(Extracted data entries)
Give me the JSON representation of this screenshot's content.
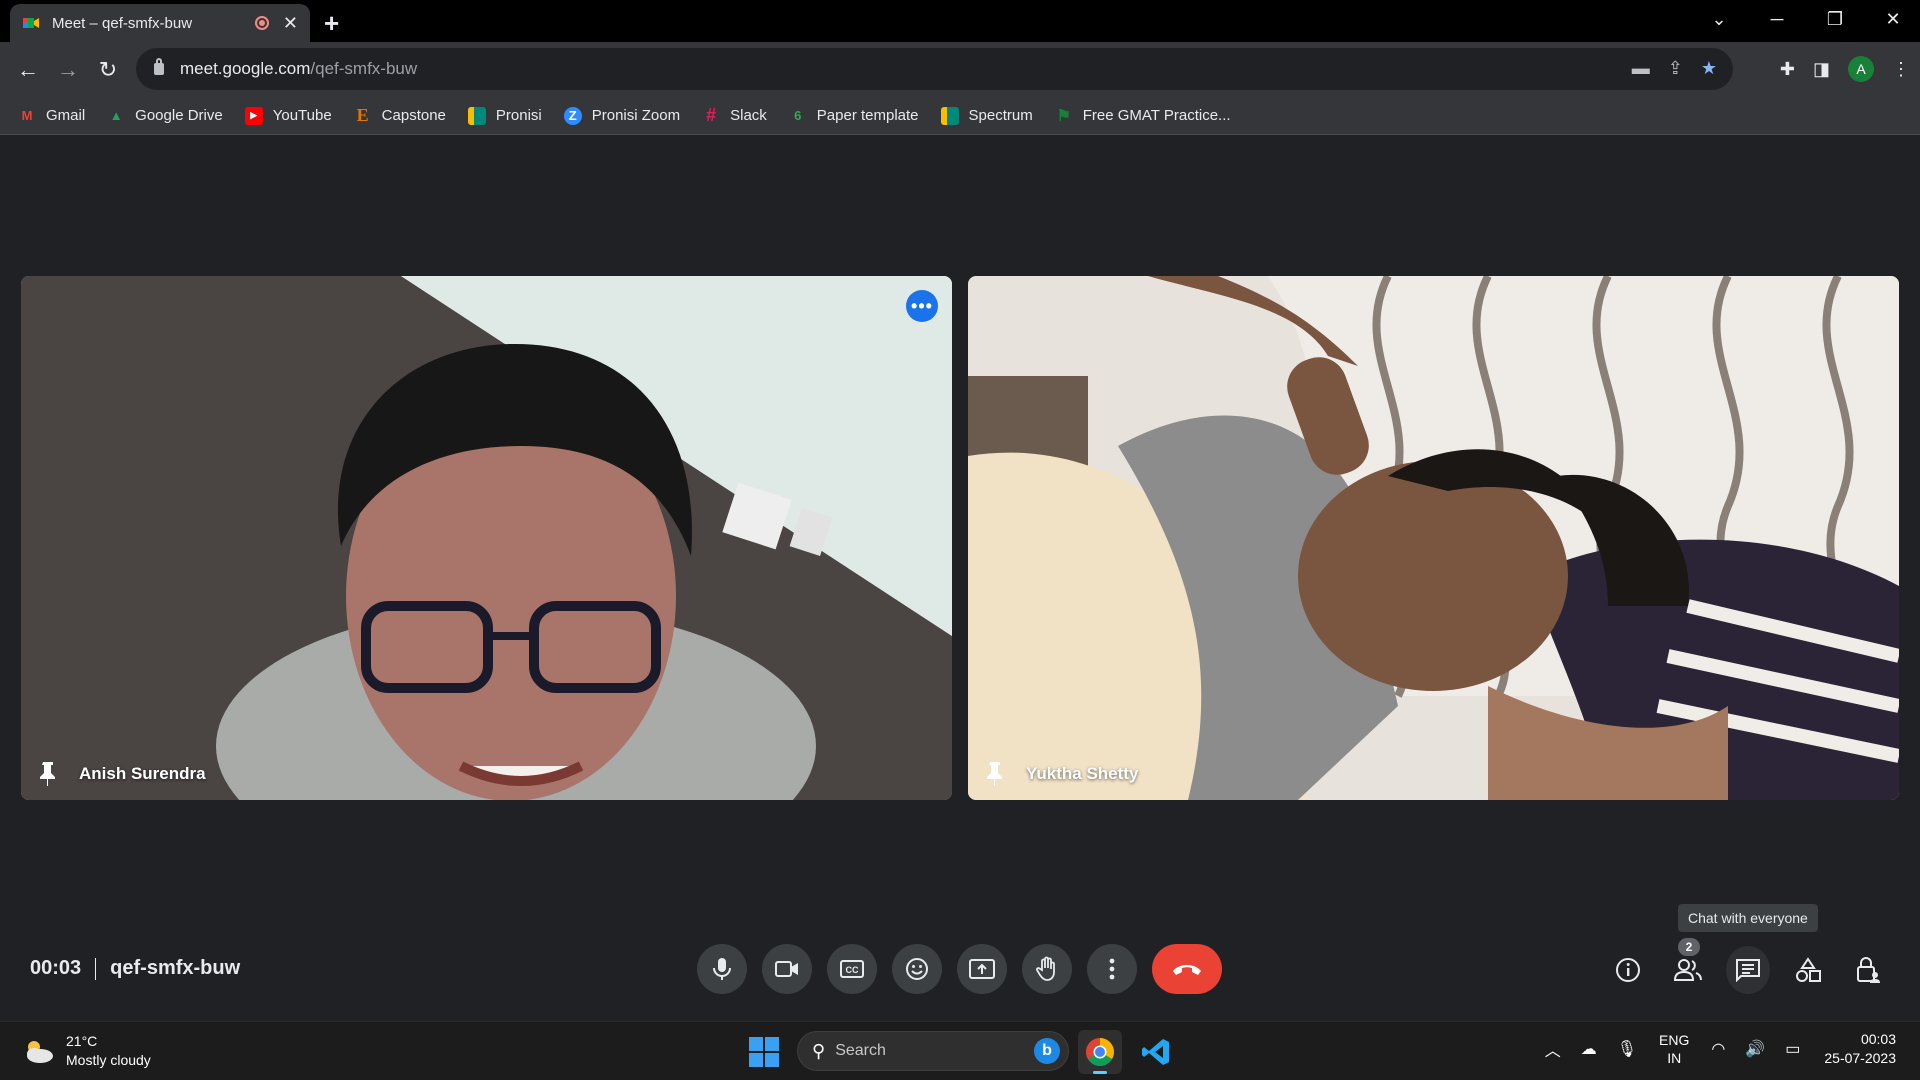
{
  "browser": {
    "tab_title": "Meet – qef-smfx-buw",
    "url_host": "meet.google.com",
    "url_path": "/qef-smfx-buw",
    "profile_initial": "A"
  },
  "bookmarks": [
    {
      "label": "Gmail",
      "icon": "gmail-icon",
      "color": "#ea4335",
      "glyph": "M"
    },
    {
      "label": "Google Drive",
      "icon": "google-drive-icon",
      "color": "#1fa463",
      "glyph": "▲"
    },
    {
      "label": "YouTube",
      "icon": "youtube-icon",
      "color": "#ff0000",
      "glyph": "▶"
    },
    {
      "label": "Capstone",
      "icon": "capstone-icon",
      "color": "#e37400",
      "glyph": "E"
    },
    {
      "label": "Pronisi",
      "icon": "meet-icon",
      "color": "#00897b",
      "glyph": "■"
    },
    {
      "label": "Pronisi Zoom",
      "icon": "zoom-icon",
      "color": "#2d8cff",
      "glyph": "Z"
    },
    {
      "label": "Slack",
      "icon": "slack-icon",
      "color": "#611f69",
      "glyph": "#"
    },
    {
      "label": "Paper template",
      "icon": "paper-template-icon",
      "color": "#34a853",
      "glyph": "6"
    },
    {
      "label": "Spectrum",
      "icon": "meet-icon",
      "color": "#00897b",
      "glyph": "■"
    },
    {
      "label": "Free GMAT Practice...",
      "icon": "gmat-icon",
      "color": "#188038",
      "glyph": "G"
    }
  ],
  "participants": [
    {
      "name": "Anish Surendra"
    },
    {
      "name": "Yuktha Shetty"
    }
  ],
  "meeting": {
    "time": "00:03",
    "code": "qef-smfx-buw",
    "participant_count": "2",
    "tooltip": "Chat with everyone"
  },
  "taskbar": {
    "temperature": "21°C",
    "weather_desc": "Mostly cloudy",
    "search_placeholder": "Search",
    "lang_top": "ENG",
    "lang_bottom": "IN",
    "time": "00:03",
    "date": "25-07-2023"
  }
}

What is expected: Omitting all images, retype each line of the records precisely.

Solution for this problem:
Give me the JSON representation of this screenshot's content.
{
  "browser": {
    "tab_title": "Meet – qef-smfx-buw",
    "url_host": "meet.google.com",
    "url_path": "/qef-smfx-buw",
    "profile_initial": "A"
  },
  "bookmarks": [
    {
      "label": "Gmail",
      "icon": "gmail-icon",
      "color": "#ea4335",
      "glyph": "M"
    },
    {
      "label": "Google Drive",
      "icon": "google-drive-icon",
      "color": "#1fa463",
      "glyph": "▲"
    },
    {
      "label": "YouTube",
      "icon": "youtube-icon",
      "color": "#ff0000",
      "glyph": "▶"
    },
    {
      "label": "Capstone",
      "icon": "capstone-icon",
      "color": "#e37400",
      "glyph": "E"
    },
    {
      "label": "Pronisi",
      "icon": "meet-icon",
      "color": "#00897b",
      "glyph": "■"
    },
    {
      "label": "Pronisi Zoom",
      "icon": "zoom-icon",
      "color": "#2d8cff",
      "glyph": "Z"
    },
    {
      "label": "Slack",
      "icon": "slack-icon",
      "color": "#611f69",
      "glyph": "#"
    },
    {
      "label": "Paper template",
      "icon": "paper-template-icon",
      "color": "#34a853",
      "glyph": "6"
    },
    {
      "label": "Spectrum",
      "icon": "meet-icon",
      "color": "#00897b",
      "glyph": "■"
    },
    {
      "label": "Free GMAT Practice...",
      "icon": "gmat-icon",
      "color": "#188038",
      "glyph": "G"
    }
  ],
  "participants": [
    {
      "name": "Anish Surendra"
    },
    {
      "name": "Yuktha Shetty"
    }
  ],
  "meeting": {
    "time": "00:03",
    "code": "qef-smfx-buw",
    "participant_count": "2",
    "tooltip": "Chat with everyone"
  },
  "taskbar": {
    "temperature": "21°C",
    "weather_desc": "Mostly cloudy",
    "search_placeholder": "Search",
    "lang_top": "ENG",
    "lang_bottom": "IN",
    "time": "00:03",
    "date": "25-07-2023"
  }
}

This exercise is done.